Collected data entries:
◇ ◇ ◇ ◇ ◇ ◇ ◇
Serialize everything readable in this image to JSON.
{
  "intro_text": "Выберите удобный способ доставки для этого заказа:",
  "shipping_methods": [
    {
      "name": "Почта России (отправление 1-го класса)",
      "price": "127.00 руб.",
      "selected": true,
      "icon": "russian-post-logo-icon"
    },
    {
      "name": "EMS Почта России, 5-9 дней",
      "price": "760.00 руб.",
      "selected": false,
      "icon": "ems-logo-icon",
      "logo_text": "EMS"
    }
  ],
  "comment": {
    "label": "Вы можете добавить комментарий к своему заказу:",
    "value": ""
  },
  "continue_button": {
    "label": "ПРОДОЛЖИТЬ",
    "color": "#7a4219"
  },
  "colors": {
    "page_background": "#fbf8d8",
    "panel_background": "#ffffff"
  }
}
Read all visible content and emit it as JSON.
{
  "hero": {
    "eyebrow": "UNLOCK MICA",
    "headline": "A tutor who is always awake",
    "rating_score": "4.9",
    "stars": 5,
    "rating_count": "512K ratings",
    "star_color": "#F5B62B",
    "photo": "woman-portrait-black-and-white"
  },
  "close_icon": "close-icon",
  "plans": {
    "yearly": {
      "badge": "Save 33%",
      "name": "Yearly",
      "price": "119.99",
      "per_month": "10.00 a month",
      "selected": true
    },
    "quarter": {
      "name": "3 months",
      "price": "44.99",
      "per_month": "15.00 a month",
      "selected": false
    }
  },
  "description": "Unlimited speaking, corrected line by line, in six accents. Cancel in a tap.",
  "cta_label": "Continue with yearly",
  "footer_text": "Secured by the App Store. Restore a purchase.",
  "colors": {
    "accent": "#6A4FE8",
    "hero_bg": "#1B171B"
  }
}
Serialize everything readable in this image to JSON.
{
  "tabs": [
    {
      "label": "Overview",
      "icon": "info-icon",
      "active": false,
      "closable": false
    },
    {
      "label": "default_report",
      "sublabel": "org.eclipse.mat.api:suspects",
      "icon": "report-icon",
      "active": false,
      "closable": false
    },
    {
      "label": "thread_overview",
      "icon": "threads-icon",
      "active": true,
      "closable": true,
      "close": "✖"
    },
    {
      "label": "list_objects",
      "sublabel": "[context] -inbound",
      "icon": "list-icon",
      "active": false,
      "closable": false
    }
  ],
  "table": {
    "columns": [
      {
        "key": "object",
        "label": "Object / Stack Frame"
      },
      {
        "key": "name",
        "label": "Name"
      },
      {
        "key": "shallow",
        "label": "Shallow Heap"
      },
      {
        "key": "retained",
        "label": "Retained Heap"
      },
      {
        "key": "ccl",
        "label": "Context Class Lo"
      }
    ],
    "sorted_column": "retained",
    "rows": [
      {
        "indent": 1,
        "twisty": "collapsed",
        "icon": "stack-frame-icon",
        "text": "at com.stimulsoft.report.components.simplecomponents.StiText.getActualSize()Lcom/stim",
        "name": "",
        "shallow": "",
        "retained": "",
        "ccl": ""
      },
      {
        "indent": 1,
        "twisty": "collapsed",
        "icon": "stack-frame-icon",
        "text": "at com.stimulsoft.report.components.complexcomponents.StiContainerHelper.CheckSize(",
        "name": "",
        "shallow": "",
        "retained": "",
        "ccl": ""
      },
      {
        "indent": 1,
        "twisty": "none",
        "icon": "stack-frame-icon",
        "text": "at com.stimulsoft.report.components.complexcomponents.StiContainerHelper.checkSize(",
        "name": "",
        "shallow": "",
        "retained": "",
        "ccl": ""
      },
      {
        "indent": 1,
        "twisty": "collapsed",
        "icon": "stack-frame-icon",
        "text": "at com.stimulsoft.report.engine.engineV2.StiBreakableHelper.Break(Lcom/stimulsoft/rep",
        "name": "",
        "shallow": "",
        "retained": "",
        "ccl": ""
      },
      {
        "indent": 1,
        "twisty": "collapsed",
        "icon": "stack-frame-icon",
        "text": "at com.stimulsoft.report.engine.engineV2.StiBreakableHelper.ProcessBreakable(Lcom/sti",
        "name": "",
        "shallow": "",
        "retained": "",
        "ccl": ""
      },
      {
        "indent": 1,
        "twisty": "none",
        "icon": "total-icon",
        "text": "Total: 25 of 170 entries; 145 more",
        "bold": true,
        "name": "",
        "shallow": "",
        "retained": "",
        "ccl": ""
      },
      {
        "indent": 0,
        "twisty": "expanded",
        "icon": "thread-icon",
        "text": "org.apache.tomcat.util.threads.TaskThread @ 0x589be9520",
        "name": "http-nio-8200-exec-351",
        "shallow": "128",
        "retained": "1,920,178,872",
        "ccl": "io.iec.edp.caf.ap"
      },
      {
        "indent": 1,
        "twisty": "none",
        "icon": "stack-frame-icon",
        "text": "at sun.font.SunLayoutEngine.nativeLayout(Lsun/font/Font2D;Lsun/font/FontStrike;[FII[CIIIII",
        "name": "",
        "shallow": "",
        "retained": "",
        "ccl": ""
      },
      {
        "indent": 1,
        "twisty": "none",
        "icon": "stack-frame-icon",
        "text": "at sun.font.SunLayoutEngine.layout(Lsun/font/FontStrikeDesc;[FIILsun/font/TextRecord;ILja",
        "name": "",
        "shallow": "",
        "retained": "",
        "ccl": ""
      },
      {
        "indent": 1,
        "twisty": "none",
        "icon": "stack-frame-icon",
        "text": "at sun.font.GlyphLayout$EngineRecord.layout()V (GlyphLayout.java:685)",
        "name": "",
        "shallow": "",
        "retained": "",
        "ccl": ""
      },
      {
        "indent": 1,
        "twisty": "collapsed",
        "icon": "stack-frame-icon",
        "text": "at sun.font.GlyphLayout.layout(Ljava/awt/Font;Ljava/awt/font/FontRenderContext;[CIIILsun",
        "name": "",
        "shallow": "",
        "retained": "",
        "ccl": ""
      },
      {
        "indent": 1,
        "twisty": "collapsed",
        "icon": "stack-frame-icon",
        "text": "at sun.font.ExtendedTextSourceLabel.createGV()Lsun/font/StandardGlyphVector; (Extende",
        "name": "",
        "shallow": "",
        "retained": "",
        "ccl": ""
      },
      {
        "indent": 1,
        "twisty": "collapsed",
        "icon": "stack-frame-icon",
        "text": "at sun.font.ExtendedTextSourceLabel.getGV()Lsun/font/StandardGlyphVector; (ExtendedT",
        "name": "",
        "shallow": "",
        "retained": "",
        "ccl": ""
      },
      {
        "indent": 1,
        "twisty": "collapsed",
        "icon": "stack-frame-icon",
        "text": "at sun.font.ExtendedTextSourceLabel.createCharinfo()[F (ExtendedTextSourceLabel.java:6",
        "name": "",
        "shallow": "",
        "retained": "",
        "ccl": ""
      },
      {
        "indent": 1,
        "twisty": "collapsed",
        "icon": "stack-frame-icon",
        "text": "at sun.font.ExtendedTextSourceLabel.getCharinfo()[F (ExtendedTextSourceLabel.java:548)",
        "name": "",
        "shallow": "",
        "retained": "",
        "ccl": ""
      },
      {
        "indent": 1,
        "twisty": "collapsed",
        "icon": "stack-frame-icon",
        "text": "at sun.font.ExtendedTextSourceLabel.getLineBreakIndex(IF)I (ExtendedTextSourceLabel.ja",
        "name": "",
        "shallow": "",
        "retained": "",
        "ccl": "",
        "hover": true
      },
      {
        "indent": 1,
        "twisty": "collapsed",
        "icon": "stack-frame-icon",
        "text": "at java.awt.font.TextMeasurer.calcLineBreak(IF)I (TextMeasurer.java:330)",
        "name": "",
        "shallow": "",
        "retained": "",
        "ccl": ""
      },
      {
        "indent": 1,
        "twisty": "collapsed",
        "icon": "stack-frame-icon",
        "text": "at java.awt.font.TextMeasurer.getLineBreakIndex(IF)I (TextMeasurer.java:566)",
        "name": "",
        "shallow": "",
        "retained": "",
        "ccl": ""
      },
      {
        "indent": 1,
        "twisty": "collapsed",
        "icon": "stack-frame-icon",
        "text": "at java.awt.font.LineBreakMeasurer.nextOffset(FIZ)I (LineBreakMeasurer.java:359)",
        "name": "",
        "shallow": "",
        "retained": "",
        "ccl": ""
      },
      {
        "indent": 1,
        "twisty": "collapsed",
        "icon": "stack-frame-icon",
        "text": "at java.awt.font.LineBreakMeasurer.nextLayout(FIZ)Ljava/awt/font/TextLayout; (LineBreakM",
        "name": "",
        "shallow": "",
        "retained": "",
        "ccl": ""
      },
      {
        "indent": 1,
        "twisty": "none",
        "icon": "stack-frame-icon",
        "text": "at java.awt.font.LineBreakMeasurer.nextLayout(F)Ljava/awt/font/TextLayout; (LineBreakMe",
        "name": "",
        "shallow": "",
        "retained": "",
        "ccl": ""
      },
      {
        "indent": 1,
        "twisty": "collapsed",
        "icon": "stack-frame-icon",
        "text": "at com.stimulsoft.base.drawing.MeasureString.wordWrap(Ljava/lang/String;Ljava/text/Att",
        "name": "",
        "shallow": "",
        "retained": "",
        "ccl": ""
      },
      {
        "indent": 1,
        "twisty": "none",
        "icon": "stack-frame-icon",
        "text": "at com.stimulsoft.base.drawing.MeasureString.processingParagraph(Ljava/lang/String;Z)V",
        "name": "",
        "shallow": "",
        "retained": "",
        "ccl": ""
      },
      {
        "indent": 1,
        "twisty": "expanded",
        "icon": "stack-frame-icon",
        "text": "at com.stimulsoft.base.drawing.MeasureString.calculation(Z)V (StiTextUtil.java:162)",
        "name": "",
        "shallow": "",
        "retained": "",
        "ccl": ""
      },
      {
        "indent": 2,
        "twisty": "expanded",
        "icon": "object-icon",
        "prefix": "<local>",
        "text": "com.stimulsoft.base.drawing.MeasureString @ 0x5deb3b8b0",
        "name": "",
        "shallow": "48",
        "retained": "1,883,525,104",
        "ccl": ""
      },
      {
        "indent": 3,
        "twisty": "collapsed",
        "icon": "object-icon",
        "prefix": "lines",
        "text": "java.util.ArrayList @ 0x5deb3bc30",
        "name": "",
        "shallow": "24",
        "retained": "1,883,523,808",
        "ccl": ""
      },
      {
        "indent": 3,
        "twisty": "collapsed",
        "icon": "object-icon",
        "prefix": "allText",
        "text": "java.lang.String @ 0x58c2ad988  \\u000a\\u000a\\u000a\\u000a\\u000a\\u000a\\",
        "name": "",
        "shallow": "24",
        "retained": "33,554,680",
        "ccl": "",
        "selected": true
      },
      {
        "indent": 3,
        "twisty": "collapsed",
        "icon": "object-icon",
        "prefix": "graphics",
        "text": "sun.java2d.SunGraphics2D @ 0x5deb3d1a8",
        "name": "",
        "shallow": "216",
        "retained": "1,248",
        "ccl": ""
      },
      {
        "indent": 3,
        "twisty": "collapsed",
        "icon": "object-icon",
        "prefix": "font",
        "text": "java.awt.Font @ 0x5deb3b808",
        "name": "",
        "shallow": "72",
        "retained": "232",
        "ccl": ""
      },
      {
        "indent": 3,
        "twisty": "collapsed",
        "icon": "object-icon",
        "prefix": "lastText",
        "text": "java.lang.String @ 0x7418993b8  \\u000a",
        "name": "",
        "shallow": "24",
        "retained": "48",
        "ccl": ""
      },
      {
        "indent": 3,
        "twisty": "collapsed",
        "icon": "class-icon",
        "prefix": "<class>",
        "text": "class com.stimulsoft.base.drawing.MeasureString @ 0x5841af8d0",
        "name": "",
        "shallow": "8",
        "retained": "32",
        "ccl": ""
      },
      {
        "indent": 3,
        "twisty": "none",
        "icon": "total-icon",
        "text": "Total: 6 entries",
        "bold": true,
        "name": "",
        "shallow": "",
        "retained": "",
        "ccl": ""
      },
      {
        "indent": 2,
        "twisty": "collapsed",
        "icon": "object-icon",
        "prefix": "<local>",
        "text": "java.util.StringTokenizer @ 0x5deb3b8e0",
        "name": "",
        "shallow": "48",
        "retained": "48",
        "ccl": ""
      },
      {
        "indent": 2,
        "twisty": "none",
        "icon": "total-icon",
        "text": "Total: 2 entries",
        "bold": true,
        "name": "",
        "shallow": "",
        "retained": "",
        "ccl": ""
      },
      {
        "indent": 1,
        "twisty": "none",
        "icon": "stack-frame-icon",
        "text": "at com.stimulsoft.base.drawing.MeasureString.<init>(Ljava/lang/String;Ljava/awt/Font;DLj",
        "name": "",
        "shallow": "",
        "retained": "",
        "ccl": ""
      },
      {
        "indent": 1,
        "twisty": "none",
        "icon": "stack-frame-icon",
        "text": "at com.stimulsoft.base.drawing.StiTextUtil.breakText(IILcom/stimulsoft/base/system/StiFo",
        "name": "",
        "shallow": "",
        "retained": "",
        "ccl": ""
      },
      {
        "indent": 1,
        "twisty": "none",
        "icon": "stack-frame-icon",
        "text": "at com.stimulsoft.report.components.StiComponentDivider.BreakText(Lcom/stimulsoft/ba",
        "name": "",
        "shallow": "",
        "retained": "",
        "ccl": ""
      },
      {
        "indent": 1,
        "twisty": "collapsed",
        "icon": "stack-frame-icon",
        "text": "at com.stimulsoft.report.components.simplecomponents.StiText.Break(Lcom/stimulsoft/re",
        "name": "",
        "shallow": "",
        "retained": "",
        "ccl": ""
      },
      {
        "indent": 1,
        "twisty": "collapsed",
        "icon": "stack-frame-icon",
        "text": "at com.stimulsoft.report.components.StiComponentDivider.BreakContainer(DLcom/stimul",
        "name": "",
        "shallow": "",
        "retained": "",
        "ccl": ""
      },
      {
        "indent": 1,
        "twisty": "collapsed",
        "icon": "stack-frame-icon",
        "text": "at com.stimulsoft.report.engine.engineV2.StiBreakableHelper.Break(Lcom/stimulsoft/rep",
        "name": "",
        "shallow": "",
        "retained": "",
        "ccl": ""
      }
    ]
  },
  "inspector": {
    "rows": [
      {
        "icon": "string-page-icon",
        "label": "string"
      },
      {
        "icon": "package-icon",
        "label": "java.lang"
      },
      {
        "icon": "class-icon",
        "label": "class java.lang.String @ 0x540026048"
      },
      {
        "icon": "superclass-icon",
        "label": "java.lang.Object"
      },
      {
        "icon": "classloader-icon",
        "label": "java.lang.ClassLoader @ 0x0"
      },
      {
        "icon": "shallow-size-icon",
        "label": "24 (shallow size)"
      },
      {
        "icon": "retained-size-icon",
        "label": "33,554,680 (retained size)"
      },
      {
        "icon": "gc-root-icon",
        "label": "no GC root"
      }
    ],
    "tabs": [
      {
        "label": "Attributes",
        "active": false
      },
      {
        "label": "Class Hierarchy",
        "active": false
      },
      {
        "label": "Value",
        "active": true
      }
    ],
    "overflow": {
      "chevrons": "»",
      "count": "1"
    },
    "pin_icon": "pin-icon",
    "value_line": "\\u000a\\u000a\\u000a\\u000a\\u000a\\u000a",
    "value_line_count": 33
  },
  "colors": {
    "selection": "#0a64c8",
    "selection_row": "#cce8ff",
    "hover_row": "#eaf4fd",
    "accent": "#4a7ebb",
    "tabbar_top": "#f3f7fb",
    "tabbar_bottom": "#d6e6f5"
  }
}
◇ ◇ ◇ ◇ ◇ ◇ ◇
Aim: Copy out all lines that carry the word "LineBreakMeasurer".

Solved problem:
        "text": "at java.awt.font.LineBreakMeasurer.nextOffset(FIZ)I (LineBreakMeasurer.java:359)",
        "text": "at java.awt.font.LineBreakMeasurer.nextLayout(FIZ)Ljava/awt/font/TextLayout; (LineBreakM",
        "text": "at java.awt.font.LineBreakMeasurer.nextLayout(F)Ljava/awt/font/TextLayout; (LineBreakMe",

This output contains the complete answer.